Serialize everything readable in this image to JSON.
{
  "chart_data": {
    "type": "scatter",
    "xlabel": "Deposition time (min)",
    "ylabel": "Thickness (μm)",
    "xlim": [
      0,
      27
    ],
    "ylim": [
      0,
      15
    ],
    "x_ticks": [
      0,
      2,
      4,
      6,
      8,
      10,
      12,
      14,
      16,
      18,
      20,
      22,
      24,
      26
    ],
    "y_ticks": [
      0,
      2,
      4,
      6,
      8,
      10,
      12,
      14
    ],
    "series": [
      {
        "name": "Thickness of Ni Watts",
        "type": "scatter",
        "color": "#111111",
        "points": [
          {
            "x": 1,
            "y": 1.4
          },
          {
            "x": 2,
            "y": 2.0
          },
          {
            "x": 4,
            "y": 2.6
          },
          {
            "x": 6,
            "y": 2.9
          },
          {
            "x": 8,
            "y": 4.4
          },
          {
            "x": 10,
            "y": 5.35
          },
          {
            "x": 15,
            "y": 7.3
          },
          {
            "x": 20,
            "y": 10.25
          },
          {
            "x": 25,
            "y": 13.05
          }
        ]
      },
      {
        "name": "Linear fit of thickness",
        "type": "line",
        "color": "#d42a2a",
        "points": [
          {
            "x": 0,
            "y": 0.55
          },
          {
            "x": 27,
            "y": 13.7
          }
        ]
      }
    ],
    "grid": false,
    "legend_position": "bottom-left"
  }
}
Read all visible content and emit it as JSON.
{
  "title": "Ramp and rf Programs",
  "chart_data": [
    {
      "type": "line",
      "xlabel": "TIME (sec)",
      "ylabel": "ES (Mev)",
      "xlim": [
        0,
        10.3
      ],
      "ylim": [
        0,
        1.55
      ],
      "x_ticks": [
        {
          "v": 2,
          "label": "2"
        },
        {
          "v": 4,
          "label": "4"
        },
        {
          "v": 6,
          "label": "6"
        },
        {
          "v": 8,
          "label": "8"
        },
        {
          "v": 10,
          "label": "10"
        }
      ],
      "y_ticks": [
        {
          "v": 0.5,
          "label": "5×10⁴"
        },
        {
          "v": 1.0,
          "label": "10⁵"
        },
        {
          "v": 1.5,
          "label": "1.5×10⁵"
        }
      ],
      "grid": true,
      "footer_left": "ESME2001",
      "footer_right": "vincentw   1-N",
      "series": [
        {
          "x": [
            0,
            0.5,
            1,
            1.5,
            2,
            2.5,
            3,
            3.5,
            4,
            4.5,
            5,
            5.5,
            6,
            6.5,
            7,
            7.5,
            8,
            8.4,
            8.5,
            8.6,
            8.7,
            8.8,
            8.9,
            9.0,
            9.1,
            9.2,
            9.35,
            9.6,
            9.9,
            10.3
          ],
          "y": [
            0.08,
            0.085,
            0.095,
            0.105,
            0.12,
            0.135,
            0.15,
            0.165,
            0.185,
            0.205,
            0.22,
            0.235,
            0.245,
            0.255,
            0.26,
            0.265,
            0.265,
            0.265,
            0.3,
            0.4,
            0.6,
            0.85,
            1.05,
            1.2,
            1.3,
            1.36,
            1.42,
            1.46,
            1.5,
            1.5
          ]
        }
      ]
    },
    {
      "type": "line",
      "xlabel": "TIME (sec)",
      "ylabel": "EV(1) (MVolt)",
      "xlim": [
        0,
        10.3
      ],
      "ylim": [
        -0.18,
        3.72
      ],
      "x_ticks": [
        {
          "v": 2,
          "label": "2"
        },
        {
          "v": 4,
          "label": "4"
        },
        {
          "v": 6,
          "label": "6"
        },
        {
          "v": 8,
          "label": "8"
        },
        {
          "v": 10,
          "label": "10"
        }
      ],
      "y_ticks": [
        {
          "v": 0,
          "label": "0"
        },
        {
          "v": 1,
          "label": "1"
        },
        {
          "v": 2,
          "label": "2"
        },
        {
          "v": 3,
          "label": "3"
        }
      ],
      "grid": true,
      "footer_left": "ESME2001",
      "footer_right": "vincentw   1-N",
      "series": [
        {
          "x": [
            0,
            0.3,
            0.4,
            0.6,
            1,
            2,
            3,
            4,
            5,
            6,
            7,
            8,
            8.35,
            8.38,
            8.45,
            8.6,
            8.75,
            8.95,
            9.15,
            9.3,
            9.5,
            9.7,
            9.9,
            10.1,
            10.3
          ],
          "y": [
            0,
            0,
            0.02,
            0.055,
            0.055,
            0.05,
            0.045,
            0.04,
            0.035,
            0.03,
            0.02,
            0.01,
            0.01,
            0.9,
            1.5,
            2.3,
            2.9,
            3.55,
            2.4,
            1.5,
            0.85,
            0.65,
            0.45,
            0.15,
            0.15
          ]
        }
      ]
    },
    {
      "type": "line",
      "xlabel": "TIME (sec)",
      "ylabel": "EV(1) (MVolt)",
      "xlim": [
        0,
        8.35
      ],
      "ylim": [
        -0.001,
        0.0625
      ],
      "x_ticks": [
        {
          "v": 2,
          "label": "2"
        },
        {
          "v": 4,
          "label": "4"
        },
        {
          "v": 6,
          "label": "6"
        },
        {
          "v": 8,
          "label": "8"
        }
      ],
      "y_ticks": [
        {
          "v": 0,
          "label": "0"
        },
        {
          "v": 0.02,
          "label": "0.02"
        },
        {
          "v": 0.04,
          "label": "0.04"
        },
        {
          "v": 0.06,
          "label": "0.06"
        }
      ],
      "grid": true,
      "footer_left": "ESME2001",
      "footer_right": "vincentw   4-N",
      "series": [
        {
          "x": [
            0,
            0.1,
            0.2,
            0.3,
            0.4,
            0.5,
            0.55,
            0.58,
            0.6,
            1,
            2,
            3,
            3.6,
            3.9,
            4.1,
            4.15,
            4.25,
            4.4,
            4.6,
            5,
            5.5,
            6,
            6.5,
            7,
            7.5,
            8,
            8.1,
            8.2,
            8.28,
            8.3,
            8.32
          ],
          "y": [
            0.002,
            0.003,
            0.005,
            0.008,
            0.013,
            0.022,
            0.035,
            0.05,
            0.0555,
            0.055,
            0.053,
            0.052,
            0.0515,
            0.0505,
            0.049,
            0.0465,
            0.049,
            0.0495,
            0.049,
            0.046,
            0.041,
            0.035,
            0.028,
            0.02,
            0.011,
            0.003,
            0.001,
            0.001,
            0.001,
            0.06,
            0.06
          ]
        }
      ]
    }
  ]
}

= = =

Exercise brief — Extract, word for word, each line of the listing above.

Answer to the exercise —
Serialize everything readable in this image to JSON.
{
  "chart_data": {
    "type": "scatter",
    "xlabel": "Deposition time (min)",
    "ylabel": "Thickness (μm)",
    "xlim": [
      0,
      27
    ],
    "ylim": [
      0,
      15
    ],
    "x_ticks": [
      0,
      2,
      4,
      6,
      8,
      10,
      12,
      14,
      16,
      18,
      20,
      22,
      24,
      26
    ],
    "y_ticks": [
      0,
      2,
      4,
      6,
      8,
      10,
      12,
      14
    ],
    "series": [
      {
        "name": "Thickness of Ni Watts",
        "type": "scatter",
        "color": "#111111",
        "points": [
          {
            "x": 1,
            "y": 1.4
          },
          {
            "x": 2,
            "y": 2.0
          },
          {
            "x": 4,
            "y": 2.6
          },
          {
            "x": 6,
            "y": 2.9
          },
          {
            "x": 8,
            "y": 4.4
          },
          {
            "x": 10,
            "y": 5.35
          },
          {
            "x": 15,
            "y": 7.3
          },
          {
            "x": 20,
            "y": 10.25
          },
          {
            "x": 25,
            "y": 13.05
          }
        ]
      },
      {
        "name": "Linear fit of thickness",
        "type": "line",
        "color": "#d42a2a",
        "points": [
          {
            "x": 0,
            "y": 0.55
          },
          {
            "x": 27,
            "y": 13.7
          }
        ]
      }
    ],
    "grid": false,
    "legend_position": "bottom-left"
  }
}
Read all visible content and emit it as JSON.
{
  "title": "Ramp and rf Programs",
  "chart_data": [
    {
      "type": "line",
      "xlabel": "TIME (sec)",
      "ylabel": "ES (Mev)",
      "xlim": [
        0,
        10.3
      ],
      "ylim": [
        0,
        1.55
      ],
      "x_ticks": [
        {
          "v": 2,
          "label": "2"
        },
        {
          "v": 4,
          "label": "4"
        },
        {
          "v": 6,
          "label": "6"
        },
        {
          "v": 8,
          "label": "8"
        },
        {
          "v": 10,
          "label": "10"
        }
      ],
      "y_ticks": [
        {
          "v": 0.5,
          "label": "5×10⁴"
        },
        {
          "v": 1.0,
          "label": "10⁵"
        },
        {
          "v": 1.5,
          "label": "1.5×10⁵"
        }
      ],
      "grid": true,
      "footer_left": "ESME2001",
      "footer_right": "vincentw   1-N",
      "series": [
        {
          "x": [
            0,
            0.5,
            1,
            1.5,
            2,
            2.5,
            3,
            3.5,
            4,
            4.5,
            5,
            5.5,
            6,
            6.5,
            7,
            7.5,
            8,
            8.4,
            8.5,
            8.6,
            8.7,
            8.8,
            8.9,
            9.0,
            9.1,
            9.2,
            9.35,
            9.6,
            9.9,
            10.3
          ],
          "y": [
            0.08,
            0.085,
            0.095,
            0.105,
            0.12,
            0.135,
            0.15,
            0.165,
            0.185,
            0.205,
            0.22,
            0.235,
            0.245,
            0.255,
            0.26,
            0.265,
            0.265,
            0.265,
            0.3,
            0.4,
            0.6,
            0.85,
            1.05,
            1.2,
            1.3,
            1.36,
            1.42,
            1.46,
            1.5,
            1.5
          ]
        }
      ]
    },
    {
      "type": "line",
      "xlabel": "TIME (sec)",
      "ylabel": "EV(1) (MVolt)",
      "xlim": [
        0,
        10.3
      ],
      "ylim": [
        -0.18,
        3.72
      ],
      "x_ticks": [
        {
          "v": 2,
          "label": "2"
        },
        {
          "v": 4,
          "label": "4"
        },
        {
          "v": 6,
          "label": "6"
        },
        {
          "v": 8,
          "label": "8"
        },
        {
          "v": 10,
          "label": "10"
        }
      ],
      "y_ticks": [
        {
          "v": 0,
          "label": "0"
        },
        {
          "v": 1,
          "label": "1"
        },
        {
          "v": 2,
          "label": "2"
        },
        {
          "v": 3,
          "label": "3"
        }
      ],
      "grid": true,
      "footer_left": "ESME2001",
      "footer_right": "vincentw   1-N",
      "series": [
        {
          "x": [
            0,
            0.3,
            0.4,
            0.6,
            1,
            2,
            3,
            4,
            5,
            6,
            7,
            8,
            8.35,
            8.38,
            8.45,
            8.6,
            8.75,
            8.95,
            9.15,
            9.3,
            9.5,
            9.7,
            9.9,
            10.1,
            10.3
          ],
          "y": [
            0,
            0,
            0.02,
            0.055,
            0.055,
            0.05,
            0.045,
            0.04,
            0.035,
            0.03,
            0.02,
            0.01,
            0.01,
            0.9,
            1.5,
            2.3,
            2.9,
            3.55,
            2.4,
            1.5,
            0.85,
            0.65,
            0.45,
            0.15,
            0.15
          ]
        }
      ]
    },
    {
      "type": "line",
      "xlabel": "TIME (sec)",
      "ylabel": "EV(1) (MVolt)",
      "xlim": [
        0,
        8.35
      ],
      "ylim": [
        -0.001,
        0.0625
      ],
      "x_ticks": [
        {
          "v": 2,
          "label": "2"
        },
        {
          "v": 4,
          "label": "4"
        },
        {
          "v": 6,
          "label": "6"
        },
        {
          "v": 8,
          "label": "8"
        }
      ],
      "y_ticks": [
        {
          "v": 0,
          "label": "0"
        },
        {
          "v": 0.02,
          "label": "0.02"
        },
        {
          "v": 0.04,
          "label": "0.04"
        },
        {
          "v": 0.06,
          "label": "0.06"
        }
      ],
      "grid": true,
      "footer_left": "ESME2001",
      "footer_right": "vincentw   4-N",
      "series": [
        {
          "x": [
            0,
            0.1,
            0.2,
            0.3,
            0.4,
            0.5,
            0.55,
            0.58,
            0.6,
            1,
            2,
            3,
            3.6,
            3.9,
            4.1,
            4.15,
            4.25,
            4.4,
            4.6,
            5,
            5.5,
            6,
            6.5,
            7,
            7.5,
            8,
            8.1,
            8.2,
            8.28,
            8.3,
            8.32
          ],
          "y": [
            0.002,
            0.003,
            0.005,
            0.008,
            0.013,
            0.022,
            0.035,
            0.05,
            0.0555,
            0.055,
            0.053,
            0.052,
            0.0515,
            0.0505,
            0.049,
            0.0465,
            0.049,
            0.0495,
            0.049,
            0.046,
            0.041,
            0.035,
            0.028,
            0.02,
            0.011,
            0.003,
            0.001,
            0.001,
            0.001,
            0.06,
            0.06
          ]
        }
      ]
    }
  ]
}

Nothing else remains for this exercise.